#### [Stated problem]
Rewrite the lines below as a numbered list, omitting any blank lines.
+ + + +
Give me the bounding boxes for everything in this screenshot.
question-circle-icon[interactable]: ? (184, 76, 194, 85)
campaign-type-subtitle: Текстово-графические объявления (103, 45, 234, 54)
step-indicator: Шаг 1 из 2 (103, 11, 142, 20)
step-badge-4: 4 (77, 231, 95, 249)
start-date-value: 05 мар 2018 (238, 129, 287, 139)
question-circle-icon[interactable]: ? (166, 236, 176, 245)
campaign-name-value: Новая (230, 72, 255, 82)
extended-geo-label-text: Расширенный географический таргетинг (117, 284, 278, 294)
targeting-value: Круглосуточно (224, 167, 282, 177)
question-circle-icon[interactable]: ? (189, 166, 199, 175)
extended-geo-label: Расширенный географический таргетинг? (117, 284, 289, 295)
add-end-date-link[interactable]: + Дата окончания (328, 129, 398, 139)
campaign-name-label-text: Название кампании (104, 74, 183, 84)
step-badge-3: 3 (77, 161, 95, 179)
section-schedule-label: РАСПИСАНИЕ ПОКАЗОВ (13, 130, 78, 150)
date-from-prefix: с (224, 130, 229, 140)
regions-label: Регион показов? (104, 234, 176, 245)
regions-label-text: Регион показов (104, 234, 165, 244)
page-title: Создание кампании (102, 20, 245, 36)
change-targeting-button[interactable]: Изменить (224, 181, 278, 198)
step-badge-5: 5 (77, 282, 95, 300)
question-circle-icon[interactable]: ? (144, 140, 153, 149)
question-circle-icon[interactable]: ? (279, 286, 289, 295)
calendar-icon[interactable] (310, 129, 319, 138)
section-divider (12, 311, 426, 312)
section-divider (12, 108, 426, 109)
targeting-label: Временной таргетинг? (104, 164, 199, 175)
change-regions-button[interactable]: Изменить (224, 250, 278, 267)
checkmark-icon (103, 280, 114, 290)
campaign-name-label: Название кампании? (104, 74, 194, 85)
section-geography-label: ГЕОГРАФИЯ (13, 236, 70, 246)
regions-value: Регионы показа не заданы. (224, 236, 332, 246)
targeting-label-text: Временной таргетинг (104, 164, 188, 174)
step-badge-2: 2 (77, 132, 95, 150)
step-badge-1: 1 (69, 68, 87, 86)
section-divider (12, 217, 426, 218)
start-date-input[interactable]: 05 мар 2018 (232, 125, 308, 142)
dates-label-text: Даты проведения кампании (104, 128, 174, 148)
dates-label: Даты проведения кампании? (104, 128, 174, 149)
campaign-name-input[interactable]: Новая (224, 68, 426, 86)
+ + + +
#### [Exercise solution]
1. Give me the bounding boxes for everything in this screenshot.
2. question-circle-icon[interactable]: ? (184, 76, 194, 85)
3. campaign-type-subtitle: Текстово-графические объявления (103, 45, 234, 54)
4. step-indicator: Шаг 1 из 2 (103, 11, 142, 20)
5. step-badge-4: 4 (77, 231, 95, 249)
6. start-date-value: 05 мар 2018 (238, 129, 287, 139)
7. question-circle-icon[interactable]: ? (166, 236, 176, 245)
8. campaign-name-value: Новая (230, 72, 255, 82)
9. extended-geo-label-text: Расширенный географический таргетинг (117, 284, 278, 294)
10. targeting-value: Круглосуточно (224, 167, 282, 177)
11. question-circle-icon[interactable]: ? (189, 166, 199, 175)
12. extended-geo-label: Расширенный географический таргетинг? (117, 284, 289, 295)
13. add-end-date-link[interactable]: + Дата окончания (328, 129, 398, 139)
14. campaign-name-label-text: Название кампании (104, 74, 183, 84)
15. step-badge-3: 3 (77, 161, 95, 179)
16. section-schedule-label: РАСПИСАНИЕ ПОКАЗОВ (13, 130, 78, 150)
17. date-from-prefix: с (224, 130, 229, 140)
18. regions-label: Регион показов? (104, 234, 176, 245)
19. regions-label-text: Регион показов (104, 234, 165, 244)
20. page-title: Создание кампании (102, 20, 245, 36)
21. change-targeting-button[interactable]: Изменить (224, 181, 278, 198)
22. step-badge-5: 5 (77, 282, 95, 300)
23. question-circle-icon[interactable]: ? (144, 140, 153, 149)
24. question-circle-icon[interactable]: ? (279, 286, 289, 295)
25. calendar-icon[interactable] (310, 129, 319, 138)
26. section-divider (12, 311, 426, 312)
27. section-divider (12, 108, 426, 109)
28. targeting-label: Временной таргетинг? (104, 164, 199, 175)
29. change-regions-button[interactable]: Изменить (224, 250, 278, 267)
30. checkmark-icon (103, 280, 114, 290)
31. campaign-name-label: Название кампании? (104, 74, 194, 85)
32. section-geography-label: ГЕОГРАФИЯ (13, 236, 70, 246)
33. regions-value: Регионы показа не заданы. (224, 236, 332, 246)
34. targeting-label-text: Временной таргетинг (104, 164, 188, 174)
35. step-badge-2: 2 (77, 132, 95, 150)
36. step-badge-1: 1 (69, 68, 87, 86)
37. section-divider (12, 217, 426, 218)
38. start-date-input[interactable]: 05 мар 2018 (232, 125, 308, 142)
39. dates-label-text: Даты проведения кампании (104, 128, 174, 148)
40. dates-label: Даты проведения кампании? (104, 128, 174, 149)
41. campaign-name-input[interactable]: Новая (224, 68, 426, 86)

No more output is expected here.